TEXT PASSAGE:
On May 11, 2016, we reported in a WSGR Alert that under the new Defend Trade Secrets Act (DTSA), employers seeking exemplary damages or attorneys' fees in a trade secrets misappropriation action must provide employees with notice that, in certain circumstances, the DTSA grants immunity from civil or criminal liability to individuals who confidentially disclose an employer's trade secrets. Such circumstances include instances in which an individual discloses a trade secret in a complaint or other document filed in a lawsuit, but files the trade secret(s) under seal. Similarly, immunity may exist if an individual discloses a trade secret in confidence to a government official solely for the purpose of reporting or investigating a suspected violation of law. This notice condition, however, raises issues as to how, when, and even if employers should provide this notice.
The DTSA does not technically require employers to provide the notice in question. It simply limits recovery options if no such notice is provided to employees. Therefore, employers must initially decide between: (1) providing employees notice that under certain circumstances, they can—with immunity from civil or criminal liability—confidentially disclose company trade secrets (to the government, in a court proceeding, or to an attorney); or (2) foregoing the opportunity to pursue exemplary damages and attorneys' fees under the DTSA when, for example, an employer proves an employee willfully and maliciously misappropriated its trade secrets. In making this decision, California employers should note that under the California Uniform Trade Secrets Act, these same remedies are available, whether or not the employer provides the DTSA's notice of limited immunity.
While the decision as to whether to provide notice is ultimately a business decision, it is clear that providing the notice as set forth in the DTSA affords employers greater remedy options in a trade secrets misappropriation action, and also makes suing in federal court a more viable path. As a result, most employers will likely opt to provide the notice described in the DTSA.

RECORD LIST:

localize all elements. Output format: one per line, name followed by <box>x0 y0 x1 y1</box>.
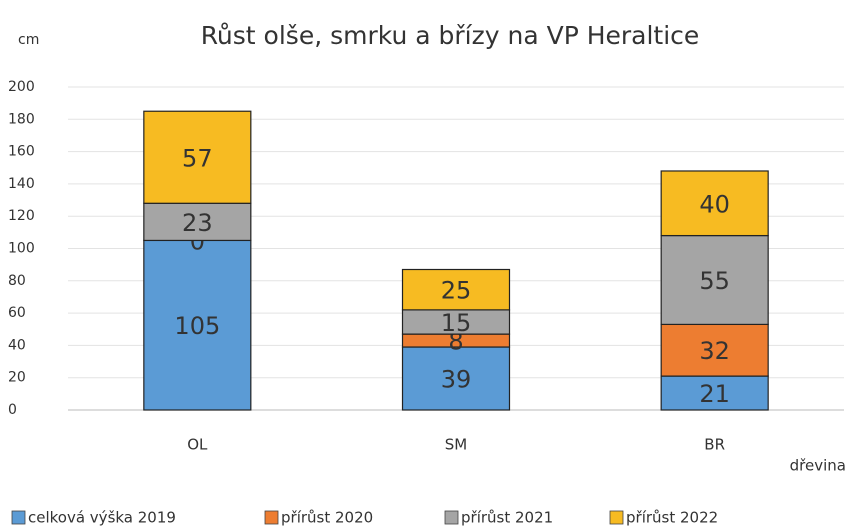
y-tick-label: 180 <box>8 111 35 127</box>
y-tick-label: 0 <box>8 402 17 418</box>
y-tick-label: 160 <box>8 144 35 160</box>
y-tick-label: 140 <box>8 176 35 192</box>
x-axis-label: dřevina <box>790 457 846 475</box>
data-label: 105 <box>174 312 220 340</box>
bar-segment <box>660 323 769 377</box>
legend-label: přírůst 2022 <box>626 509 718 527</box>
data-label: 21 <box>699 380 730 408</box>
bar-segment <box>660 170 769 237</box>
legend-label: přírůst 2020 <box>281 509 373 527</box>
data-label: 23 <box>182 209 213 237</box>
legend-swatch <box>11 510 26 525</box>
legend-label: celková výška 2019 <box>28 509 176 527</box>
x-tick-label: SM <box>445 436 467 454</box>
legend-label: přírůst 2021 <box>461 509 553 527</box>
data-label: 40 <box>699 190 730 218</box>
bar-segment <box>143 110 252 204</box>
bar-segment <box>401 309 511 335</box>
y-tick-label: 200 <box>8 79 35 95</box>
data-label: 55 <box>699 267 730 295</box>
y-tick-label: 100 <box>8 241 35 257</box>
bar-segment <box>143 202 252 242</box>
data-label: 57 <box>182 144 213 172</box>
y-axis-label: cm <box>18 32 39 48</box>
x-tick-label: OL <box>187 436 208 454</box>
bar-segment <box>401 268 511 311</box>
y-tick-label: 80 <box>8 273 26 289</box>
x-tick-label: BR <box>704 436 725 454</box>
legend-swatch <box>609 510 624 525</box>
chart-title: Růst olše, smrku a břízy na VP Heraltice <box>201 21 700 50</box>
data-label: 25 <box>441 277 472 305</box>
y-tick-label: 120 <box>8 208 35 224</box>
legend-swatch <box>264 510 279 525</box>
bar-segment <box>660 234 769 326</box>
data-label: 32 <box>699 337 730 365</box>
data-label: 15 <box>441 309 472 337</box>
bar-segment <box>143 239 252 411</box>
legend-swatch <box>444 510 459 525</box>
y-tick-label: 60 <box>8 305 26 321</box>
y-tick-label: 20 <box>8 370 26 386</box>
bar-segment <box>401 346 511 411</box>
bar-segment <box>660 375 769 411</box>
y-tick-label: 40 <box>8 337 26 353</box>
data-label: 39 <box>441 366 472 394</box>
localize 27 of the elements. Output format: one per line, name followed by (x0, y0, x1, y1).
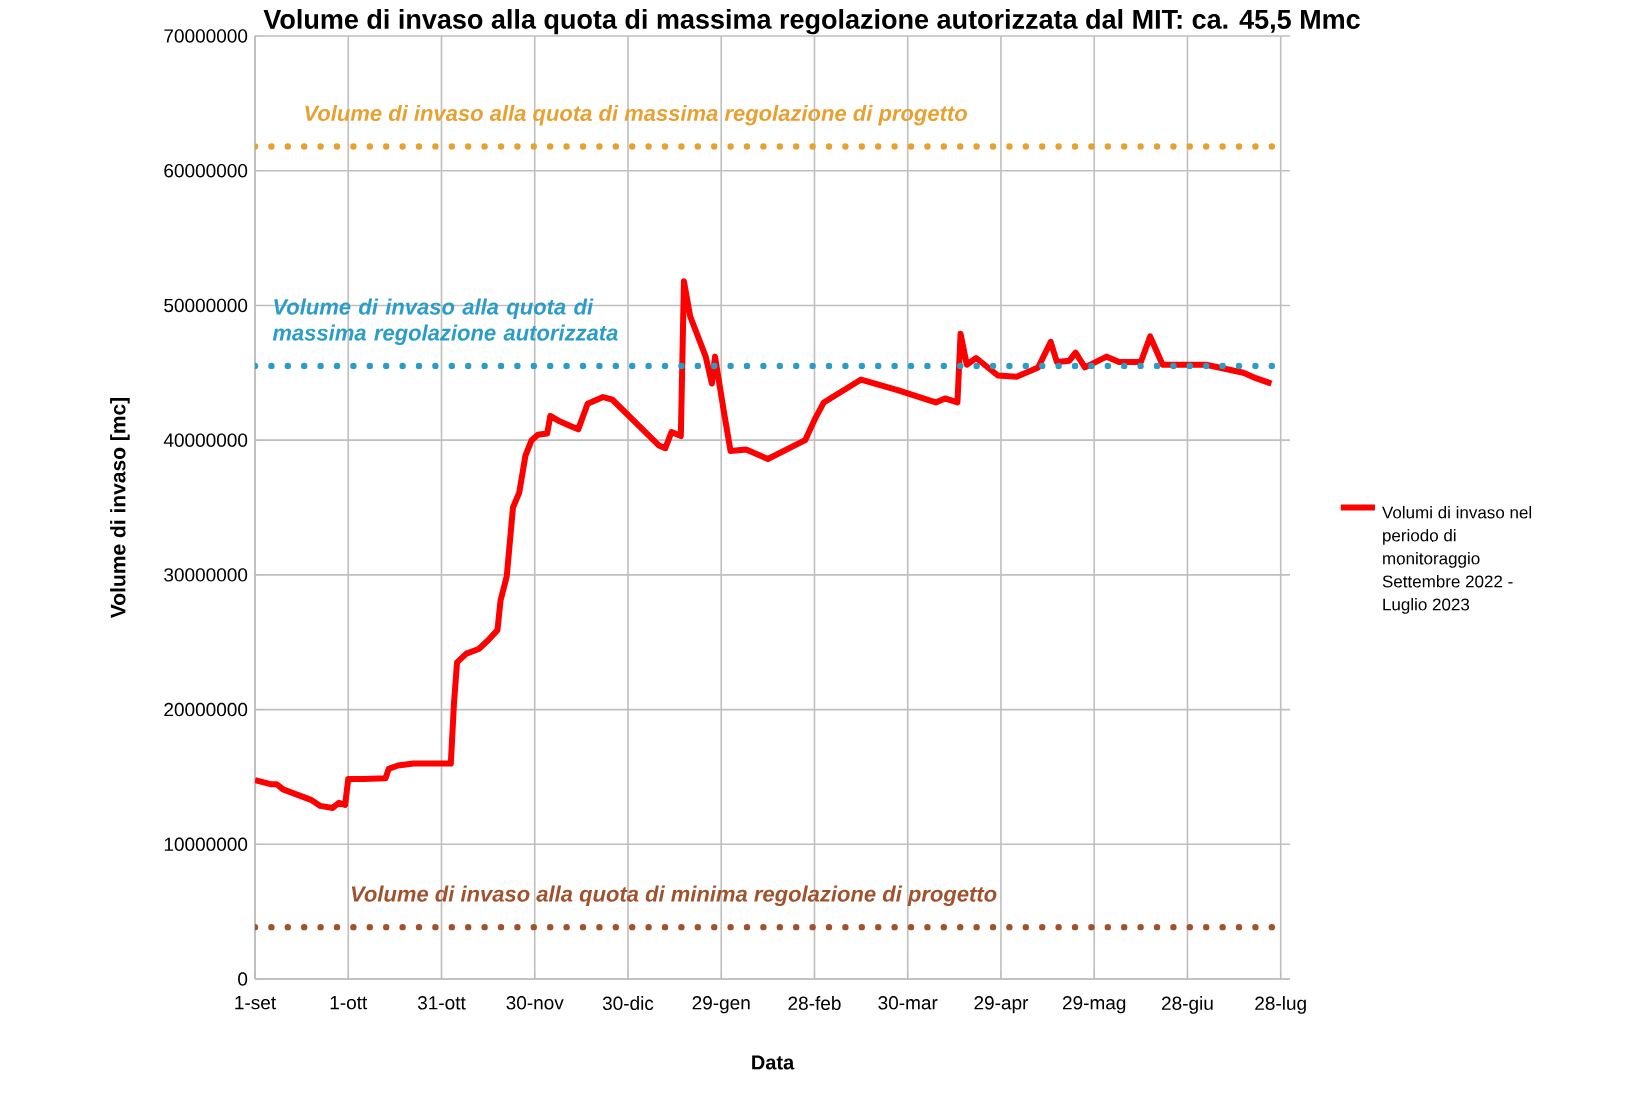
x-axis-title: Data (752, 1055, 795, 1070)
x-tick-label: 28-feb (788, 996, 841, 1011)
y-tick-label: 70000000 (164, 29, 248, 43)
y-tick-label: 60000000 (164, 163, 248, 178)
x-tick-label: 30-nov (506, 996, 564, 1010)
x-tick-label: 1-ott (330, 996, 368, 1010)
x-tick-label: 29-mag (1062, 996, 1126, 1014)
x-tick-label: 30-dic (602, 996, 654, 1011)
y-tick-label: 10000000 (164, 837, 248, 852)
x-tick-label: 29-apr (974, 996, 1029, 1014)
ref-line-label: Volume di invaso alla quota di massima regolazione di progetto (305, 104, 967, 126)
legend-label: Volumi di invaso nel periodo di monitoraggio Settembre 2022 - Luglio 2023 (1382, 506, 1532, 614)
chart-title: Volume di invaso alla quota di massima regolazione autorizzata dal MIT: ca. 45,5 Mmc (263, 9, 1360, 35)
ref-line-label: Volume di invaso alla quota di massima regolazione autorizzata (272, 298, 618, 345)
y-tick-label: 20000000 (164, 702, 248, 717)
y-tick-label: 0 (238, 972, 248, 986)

DIRECTIVE 1: Reproduce the lines of the records verbatim, starting at the line that contains "x-axis-title: Data (752, 1055, 795, 1070)" and ending at the last line of the records.
DIRECTIVE 2: Write a continuation of the text on the trade secrets notice requirement, picking up right after its final sentence.

EXERCISE ANSWER 1:
x-axis-title: Data (752, 1055, 795, 1070)
x-tick-label: 28-feb (788, 996, 841, 1011)
y-tick-label: 70000000 (164, 29, 248, 43)
y-tick-label: 60000000 (164, 163, 248, 178)
x-tick-label: 30-nov (506, 996, 564, 1010)
x-tick-label: 1-ott (330, 996, 368, 1010)
x-tick-label: 29-mag (1062, 996, 1126, 1014)
x-tick-label: 30-dic (602, 996, 654, 1011)
y-tick-label: 10000000 (164, 837, 248, 852)
x-tick-label: 29-apr (974, 996, 1029, 1014)
ref-line-label: Volume di invaso alla quota di massima regolazione di progetto (305, 104, 967, 126)
legend-label: Volumi di invaso nel periodo di monitoraggio Settembre 2022 - Luglio 2023 (1382, 506, 1532, 614)
chart-title: Volume di invaso alla quota di massima regolazione autorizzata dal MIT: ca. 45,5 Mmc (263, 9, 1360, 35)
ref-line-label: Volume di invaso alla quota di massima regolazione autorizzata (272, 298, 618, 345)
y-tick-label: 20000000 (164, 702, 248, 717)
y-tick-label: 0 (238, 972, 248, 986)

EXERCISE ANSWER 2:
Employers electing to provide notice of the DTSA's limited immunity should take immediate steps to revise their agreements so as to comply with the DTSA's requirements. That is because the DTSA's notice requirements are applicable to all contracts and agreements that are entered into or updated after the date on which the DTSA became law—May 11, 2016. While employers need not modify existing agreements with their current employees or contractors (but should do so where a new agreement is entered into with such existing employees), going forward, employers should make sure that they revise any agreement used with new employees that "governs the use of a trade secret or other confidential information," including, where applicable, confidentiality or proprietary information agreements, invention assignment agreements, non-disclosure agreements, and/or employment agreements.
In addition to updating their agreements with employees, companies should be sure that their consultant/independent contractor agreements contain the DTSA limited immunity language, since the DTSA defines an employee to include "any individual performing work as a contractor or consultant for an employer." Employers should also consider whether release or separation agreements entered into with current employees should comply with the DTSA's notice provisions. This is particularly true when such agreements specifically address an employee's or consultant's need to preserve the trade secret or confidential status of company information. Finally, an employer may elect not to include the necessary language in an employee agreement if the agreement instead makes specific reference to a company policy that contains the notice language. Of course, in that event, the employer will need to modify the specific employee handbook or other stand-alone policy to include the specified notice language.
Wilson Sonsini actively is following developments around the country with respect to trade secret and employment mobility matters, and the firm is available to assist companies, employees, newly formed businesses, and investors with every aspect of employment and trade secret litigation and counseling. For more information, please contact Rico Rosales (urosales@wsgr.com), Marina Tsatalis (mtsatalis@wsgr.com), Charles Tait Graves (tgraves@wsgr.com), Jason Storck (jstorck@wsgr.com), or any member of the firm's employment or trade secret litigation practices.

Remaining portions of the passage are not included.